[Exercise details]: Extract every line below, verbatim.

[Exercise inputs]:
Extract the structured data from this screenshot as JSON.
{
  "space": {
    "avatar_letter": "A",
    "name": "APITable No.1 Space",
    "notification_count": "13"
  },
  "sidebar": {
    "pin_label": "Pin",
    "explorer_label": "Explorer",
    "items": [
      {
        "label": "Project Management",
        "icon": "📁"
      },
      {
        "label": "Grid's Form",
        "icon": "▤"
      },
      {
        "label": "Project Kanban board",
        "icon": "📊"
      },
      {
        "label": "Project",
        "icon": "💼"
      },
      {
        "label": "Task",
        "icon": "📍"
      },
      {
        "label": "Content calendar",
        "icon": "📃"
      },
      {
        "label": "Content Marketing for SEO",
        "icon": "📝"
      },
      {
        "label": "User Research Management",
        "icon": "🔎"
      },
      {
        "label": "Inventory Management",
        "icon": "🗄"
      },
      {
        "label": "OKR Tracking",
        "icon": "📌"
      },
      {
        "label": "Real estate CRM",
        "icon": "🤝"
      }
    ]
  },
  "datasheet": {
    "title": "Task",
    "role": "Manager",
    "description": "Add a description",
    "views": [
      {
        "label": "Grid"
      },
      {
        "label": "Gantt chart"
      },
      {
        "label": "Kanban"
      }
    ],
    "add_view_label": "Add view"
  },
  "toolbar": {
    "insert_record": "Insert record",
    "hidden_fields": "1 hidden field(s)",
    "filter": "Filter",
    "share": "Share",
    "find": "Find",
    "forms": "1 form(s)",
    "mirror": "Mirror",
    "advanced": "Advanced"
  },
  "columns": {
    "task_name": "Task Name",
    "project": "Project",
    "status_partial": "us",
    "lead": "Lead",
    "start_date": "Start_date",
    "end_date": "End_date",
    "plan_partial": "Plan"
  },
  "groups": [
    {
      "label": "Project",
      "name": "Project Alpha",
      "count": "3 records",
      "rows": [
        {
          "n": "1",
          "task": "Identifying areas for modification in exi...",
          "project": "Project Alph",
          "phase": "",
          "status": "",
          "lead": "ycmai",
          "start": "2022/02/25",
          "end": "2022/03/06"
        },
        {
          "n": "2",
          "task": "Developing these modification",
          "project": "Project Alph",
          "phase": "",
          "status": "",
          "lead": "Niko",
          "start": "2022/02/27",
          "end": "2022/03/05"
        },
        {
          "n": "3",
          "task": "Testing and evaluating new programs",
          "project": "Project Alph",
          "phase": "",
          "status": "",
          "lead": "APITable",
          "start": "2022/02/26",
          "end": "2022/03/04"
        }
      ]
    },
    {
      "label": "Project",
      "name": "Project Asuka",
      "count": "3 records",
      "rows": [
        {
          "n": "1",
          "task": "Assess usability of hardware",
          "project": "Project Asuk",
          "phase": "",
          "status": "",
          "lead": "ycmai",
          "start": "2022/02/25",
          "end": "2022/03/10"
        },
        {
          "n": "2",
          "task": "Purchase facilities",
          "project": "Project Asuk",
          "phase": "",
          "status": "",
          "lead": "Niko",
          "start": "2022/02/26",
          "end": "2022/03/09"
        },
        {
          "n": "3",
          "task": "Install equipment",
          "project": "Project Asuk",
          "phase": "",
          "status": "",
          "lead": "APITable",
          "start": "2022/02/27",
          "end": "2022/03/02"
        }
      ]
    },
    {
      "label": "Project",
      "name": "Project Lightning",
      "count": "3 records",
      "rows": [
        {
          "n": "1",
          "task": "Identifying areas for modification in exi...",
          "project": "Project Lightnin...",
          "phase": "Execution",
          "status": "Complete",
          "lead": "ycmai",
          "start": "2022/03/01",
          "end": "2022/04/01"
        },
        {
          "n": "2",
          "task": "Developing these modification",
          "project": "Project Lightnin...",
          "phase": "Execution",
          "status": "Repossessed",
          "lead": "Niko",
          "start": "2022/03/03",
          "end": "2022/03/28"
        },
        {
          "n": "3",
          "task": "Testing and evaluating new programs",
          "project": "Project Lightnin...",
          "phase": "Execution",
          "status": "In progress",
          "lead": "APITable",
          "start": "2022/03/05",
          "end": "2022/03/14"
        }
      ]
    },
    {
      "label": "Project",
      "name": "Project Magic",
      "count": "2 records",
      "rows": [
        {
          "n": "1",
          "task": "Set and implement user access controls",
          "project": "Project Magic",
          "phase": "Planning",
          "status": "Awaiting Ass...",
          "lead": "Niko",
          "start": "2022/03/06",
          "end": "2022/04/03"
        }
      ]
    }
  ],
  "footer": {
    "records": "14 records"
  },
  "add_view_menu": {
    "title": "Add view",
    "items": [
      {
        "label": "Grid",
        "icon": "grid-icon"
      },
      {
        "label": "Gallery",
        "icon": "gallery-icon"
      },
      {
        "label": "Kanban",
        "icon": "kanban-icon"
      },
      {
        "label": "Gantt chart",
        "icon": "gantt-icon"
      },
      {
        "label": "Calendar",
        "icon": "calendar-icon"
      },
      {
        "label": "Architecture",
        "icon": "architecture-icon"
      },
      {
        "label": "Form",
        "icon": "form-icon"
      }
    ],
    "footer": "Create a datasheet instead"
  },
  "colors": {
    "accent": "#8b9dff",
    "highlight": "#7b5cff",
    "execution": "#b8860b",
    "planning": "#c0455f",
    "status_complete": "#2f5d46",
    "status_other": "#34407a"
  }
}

[Reply to the exercise]:
Extract the structured data from this screenshot as JSON.
{
  "space": {
    "avatar_letter": "A",
    "name": "APITable No.1 Space",
    "notification_count": "13"
  },
  "sidebar": {
    "pin_label": "Pin",
    "explorer_label": "Explorer",
    "items": [
      {
        "label": "Project Management",
        "icon": "📁"
      },
      {
        "label": "Grid's Form",
        "icon": "▤"
      },
      {
        "label": "Project Kanban board",
        "icon": "📊"
      },
      {
        "label": "Project",
        "icon": "💼"
      },
      {
        "label": "Task",
        "icon": "📍"
      },
      {
        "label": "Content calendar",
        "icon": "📃"
      },
      {
        "label": "Content Marketing for SEO",
        "icon": "📝"
      },
      {
        "label": "User Research Management",
        "icon": "🔎"
      },
      {
        "label": "Inventory Management",
        "icon": "🗄"
      },
      {
        "label": "OKR Tracking",
        "icon": "📌"
      },
      {
        "label": "Real estate CRM",
        "icon": "🤝"
      }
    ]
  },
  "datasheet": {
    "title": "Task",
    "role": "Manager",
    "description": "Add a description",
    "views": [
      {
        "label": "Grid"
      },
      {
        "label": "Gantt chart"
      },
      {
        "label": "Kanban"
      }
    ],
    "add_view_label": "Add view"
  },
  "toolbar": {
    "insert_record": "Insert record",
    "hidden_fields": "1 hidden field(s)",
    "filter": "Filter",
    "share": "Share",
    "find": "Find",
    "forms": "1 form(s)",
    "mirror": "Mirror",
    "advanced": "Advanced"
  },
  "columns": {
    "task_name": "Task Name",
    "project": "Project",
    "status_partial": "us",
    "lead": "Lead",
    "start_date": "Start_date",
    "end_date": "End_date",
    "plan_partial": "Plan"
  },
  "groups": [
    {
      "label": "Project",
      "name": "Project Alpha",
      "count": "3 records",
      "rows": [
        {
          "n": "1",
          "task": "Identifying areas for modification in exi...",
          "project": "Project Alph",
          "phase": "",
          "status": "",
          "lead": "ycmai",
          "start": "2022/02/25",
          "end": "2022/03/06"
        },
        {
          "n": "2",
          "task": "Developing these modification",
          "project": "Project Alph",
          "phase": "",
          "status": "",
          "lead": "Niko",
          "start": "2022/02/27",
          "end": "2022/03/05"
        },
        {
          "n": "3",
          "task": "Testing and evaluating new programs",
          "project": "Project Alph",
          "phase": "",
          "status": "",
          "lead": "APITable",
          "start": "2022/02/26",
          "end": "2022/03/04"
        }
      ]
    },
    {
      "label": "Project",
      "name": "Project Asuka",
      "count": "3 records",
      "rows": [
        {
          "n": "1",
          "task": "Assess usability of hardware",
          "project": "Project Asuk",
          "phase": "",
          "status": "",
          "lead": "ycmai",
          "start": "2022/02/25",
          "end": "2022/03/10"
        },
        {
          "n": "2",
          "task": "Purchase facilities",
          "project": "Project Asuk",
          "phase": "",
          "status": "",
          "lead": "Niko",
          "start": "2022/02/26",
          "end": "2022/03/09"
        },
        {
          "n": "3",
          "task": "Install equipment",
          "project": "Project Asuk",
          "phase": "",
          "status": "",
          "lead": "APITable",
          "start": "2022/02/27",
          "end": "2022/03/02"
        }
      ]
    },
    {
      "label": "Project",
      "name": "Project Lightning",
      "count": "3 records",
      "rows": [
        {
          "n": "1",
          "task": "Identifying areas for modification in exi...",
          "project": "Project Lightnin...",
          "phase": "Execution",
          "status": "Complete",
          "lead": "ycmai",
          "start": "2022/03/01",
          "end": "2022/04/01"
        },
        {
          "n": "2",
          "task": "Developing these modification",
          "project": "Project Lightnin...",
          "phase": "Execution",
          "status": "Repossessed",
          "lead": "Niko",
          "start": "2022/03/03",
          "end": "2022/03/28"
        },
        {
          "n": "3",
          "task": "Testing and evaluating new programs",
          "project": "Project Lightnin...",
          "phase": "Execution",
          "status": "In progress",
          "lead": "APITable",
          "start": "2022/03/05",
          "end": "2022/03/14"
        }
      ]
    },
    {
      "label": "Project",
      "name": "Project Magic",
      "count": "2 records",
      "rows": [
        {
          "n": "1",
          "task": "Set and implement user access controls",
          "project": "Project Magic",
          "phase": "Planning",
          "status": "Awaiting Ass...",
          "lead": "Niko",
          "start": "2022/03/06",
          "end": "2022/04/03"
        }
      ]
    }
  ],
  "footer": {
    "records": "14 records"
  },
  "add_view_menu": {
    "title": "Add view",
    "items": [
      {
        "label": "Grid",
        "icon": "grid-icon"
      },
      {
        "label": "Gallery",
        "icon": "gallery-icon"
      },
      {
        "label": "Kanban",
        "icon": "kanban-icon"
      },
      {
        "label": "Gantt chart",
        "icon": "gantt-icon"
      },
      {
        "label": "Calendar",
        "icon": "calendar-icon"
      },
      {
        "label": "Architecture",
        "icon": "architecture-icon"
      },
      {
        "label": "Form",
        "icon": "form-icon"
      }
    ],
    "footer": "Create a datasheet instead"
  },
  "colors": {
    "accent": "#8b9dff",
    "highlight": "#7b5cff",
    "execution": "#b8860b",
    "planning": "#c0455f",
    "status_complete": "#2f5d46",
    "status_other": "#34407a"
  }
}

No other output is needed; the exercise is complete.